* [TO BE DONE]: Check each line of the entries below for the string "SplatCharacterExample" and state how many lines have it, with no other text.

══════════

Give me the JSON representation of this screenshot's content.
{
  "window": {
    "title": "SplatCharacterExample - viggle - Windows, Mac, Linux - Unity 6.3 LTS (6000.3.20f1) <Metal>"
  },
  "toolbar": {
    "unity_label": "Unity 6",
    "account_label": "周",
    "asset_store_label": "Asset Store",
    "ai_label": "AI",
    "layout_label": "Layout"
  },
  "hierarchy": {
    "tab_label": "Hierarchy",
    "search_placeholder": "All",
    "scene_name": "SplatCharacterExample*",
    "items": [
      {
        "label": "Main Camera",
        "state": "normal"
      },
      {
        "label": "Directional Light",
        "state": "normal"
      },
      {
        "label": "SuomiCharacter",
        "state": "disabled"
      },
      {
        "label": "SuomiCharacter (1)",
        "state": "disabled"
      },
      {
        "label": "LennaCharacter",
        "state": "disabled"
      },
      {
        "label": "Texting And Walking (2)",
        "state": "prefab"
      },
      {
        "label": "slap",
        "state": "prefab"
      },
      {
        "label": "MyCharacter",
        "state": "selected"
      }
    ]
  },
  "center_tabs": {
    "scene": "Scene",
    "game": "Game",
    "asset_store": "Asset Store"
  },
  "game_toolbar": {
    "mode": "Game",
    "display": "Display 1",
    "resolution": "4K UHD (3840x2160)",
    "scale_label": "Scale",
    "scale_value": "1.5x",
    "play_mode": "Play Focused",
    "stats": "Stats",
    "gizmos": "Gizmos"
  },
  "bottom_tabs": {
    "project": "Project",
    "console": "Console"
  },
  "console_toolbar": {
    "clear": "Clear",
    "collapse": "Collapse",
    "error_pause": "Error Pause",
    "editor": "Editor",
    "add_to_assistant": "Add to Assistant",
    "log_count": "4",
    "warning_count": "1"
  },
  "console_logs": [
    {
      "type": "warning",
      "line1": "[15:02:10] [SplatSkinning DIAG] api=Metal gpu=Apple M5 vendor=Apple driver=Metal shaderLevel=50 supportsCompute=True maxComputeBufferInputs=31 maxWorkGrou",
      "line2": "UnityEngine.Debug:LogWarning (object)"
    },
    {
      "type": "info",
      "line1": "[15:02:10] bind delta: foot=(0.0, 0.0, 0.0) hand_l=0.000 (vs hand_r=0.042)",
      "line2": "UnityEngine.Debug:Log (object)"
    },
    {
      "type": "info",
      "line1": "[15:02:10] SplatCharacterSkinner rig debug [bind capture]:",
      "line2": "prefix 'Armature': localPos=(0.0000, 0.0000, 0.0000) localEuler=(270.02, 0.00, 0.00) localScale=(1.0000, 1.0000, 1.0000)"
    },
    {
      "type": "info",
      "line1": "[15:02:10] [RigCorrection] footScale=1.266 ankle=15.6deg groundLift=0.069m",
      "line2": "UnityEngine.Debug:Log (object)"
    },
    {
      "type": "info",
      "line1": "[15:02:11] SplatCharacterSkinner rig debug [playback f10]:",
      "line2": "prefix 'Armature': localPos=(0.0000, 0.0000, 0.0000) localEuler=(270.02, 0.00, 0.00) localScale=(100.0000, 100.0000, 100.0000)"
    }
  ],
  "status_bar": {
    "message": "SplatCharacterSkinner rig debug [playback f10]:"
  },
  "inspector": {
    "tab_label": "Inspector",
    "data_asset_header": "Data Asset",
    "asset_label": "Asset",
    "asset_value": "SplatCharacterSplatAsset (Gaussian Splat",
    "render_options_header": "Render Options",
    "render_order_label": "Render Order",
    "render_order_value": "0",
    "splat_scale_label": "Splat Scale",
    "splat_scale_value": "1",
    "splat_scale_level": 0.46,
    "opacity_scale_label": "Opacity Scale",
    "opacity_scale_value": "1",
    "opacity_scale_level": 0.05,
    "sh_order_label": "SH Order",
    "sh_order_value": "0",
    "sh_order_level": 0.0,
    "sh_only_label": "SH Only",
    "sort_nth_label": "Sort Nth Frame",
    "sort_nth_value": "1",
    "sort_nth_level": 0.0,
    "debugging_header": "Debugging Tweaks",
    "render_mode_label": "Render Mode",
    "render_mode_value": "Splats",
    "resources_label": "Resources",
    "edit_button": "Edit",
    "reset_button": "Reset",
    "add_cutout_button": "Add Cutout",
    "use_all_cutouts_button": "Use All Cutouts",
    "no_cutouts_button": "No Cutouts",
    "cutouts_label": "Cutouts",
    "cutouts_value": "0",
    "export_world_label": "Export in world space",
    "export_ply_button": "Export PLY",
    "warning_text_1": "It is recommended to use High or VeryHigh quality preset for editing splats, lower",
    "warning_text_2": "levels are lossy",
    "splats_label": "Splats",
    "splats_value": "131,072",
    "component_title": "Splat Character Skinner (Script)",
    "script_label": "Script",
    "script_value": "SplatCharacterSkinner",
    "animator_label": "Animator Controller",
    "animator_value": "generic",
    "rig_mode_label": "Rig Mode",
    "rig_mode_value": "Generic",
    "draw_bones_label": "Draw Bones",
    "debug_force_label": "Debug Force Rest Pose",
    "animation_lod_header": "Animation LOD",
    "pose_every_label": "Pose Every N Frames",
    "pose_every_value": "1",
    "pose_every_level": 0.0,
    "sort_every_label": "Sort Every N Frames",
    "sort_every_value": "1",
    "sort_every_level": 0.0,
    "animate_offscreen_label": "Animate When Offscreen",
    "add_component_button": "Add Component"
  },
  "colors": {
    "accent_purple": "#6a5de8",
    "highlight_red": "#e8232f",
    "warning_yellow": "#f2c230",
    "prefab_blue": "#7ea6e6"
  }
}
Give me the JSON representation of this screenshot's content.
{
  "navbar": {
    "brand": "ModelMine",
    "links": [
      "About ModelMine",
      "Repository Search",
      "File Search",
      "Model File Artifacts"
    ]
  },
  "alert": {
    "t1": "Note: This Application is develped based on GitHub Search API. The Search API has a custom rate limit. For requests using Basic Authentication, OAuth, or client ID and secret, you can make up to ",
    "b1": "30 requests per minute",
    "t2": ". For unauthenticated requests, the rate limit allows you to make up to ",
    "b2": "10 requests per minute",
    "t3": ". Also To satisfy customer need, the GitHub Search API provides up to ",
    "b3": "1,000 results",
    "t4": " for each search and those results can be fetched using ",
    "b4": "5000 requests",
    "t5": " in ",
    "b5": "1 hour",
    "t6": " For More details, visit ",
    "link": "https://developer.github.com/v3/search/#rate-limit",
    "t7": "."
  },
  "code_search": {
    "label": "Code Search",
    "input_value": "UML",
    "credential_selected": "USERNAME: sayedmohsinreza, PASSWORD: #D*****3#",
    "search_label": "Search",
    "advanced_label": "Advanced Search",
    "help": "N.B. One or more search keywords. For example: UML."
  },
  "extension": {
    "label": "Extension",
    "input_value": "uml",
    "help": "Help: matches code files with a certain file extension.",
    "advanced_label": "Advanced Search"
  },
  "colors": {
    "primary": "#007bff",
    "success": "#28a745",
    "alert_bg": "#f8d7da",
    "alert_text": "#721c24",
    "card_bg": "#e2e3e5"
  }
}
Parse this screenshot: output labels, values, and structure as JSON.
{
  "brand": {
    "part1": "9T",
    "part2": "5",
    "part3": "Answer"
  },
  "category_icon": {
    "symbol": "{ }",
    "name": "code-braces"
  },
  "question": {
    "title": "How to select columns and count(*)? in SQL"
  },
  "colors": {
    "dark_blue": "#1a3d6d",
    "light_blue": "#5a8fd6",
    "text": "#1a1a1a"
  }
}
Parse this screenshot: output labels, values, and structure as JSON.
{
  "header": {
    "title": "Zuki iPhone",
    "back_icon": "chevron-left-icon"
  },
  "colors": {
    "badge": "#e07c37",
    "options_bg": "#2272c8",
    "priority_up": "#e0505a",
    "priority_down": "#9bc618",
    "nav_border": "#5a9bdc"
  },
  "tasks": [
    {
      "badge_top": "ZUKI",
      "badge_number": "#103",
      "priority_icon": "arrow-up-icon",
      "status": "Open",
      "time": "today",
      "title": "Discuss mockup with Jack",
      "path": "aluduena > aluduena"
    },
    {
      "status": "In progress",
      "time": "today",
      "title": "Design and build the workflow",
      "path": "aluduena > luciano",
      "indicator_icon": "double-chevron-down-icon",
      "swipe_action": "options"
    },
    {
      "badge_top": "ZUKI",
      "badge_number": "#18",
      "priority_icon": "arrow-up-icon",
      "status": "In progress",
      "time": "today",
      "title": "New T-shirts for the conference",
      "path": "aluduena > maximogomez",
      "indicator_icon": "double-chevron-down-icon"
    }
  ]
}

══════════

* [SOLUTION FOR THIS PROBLEM]: 2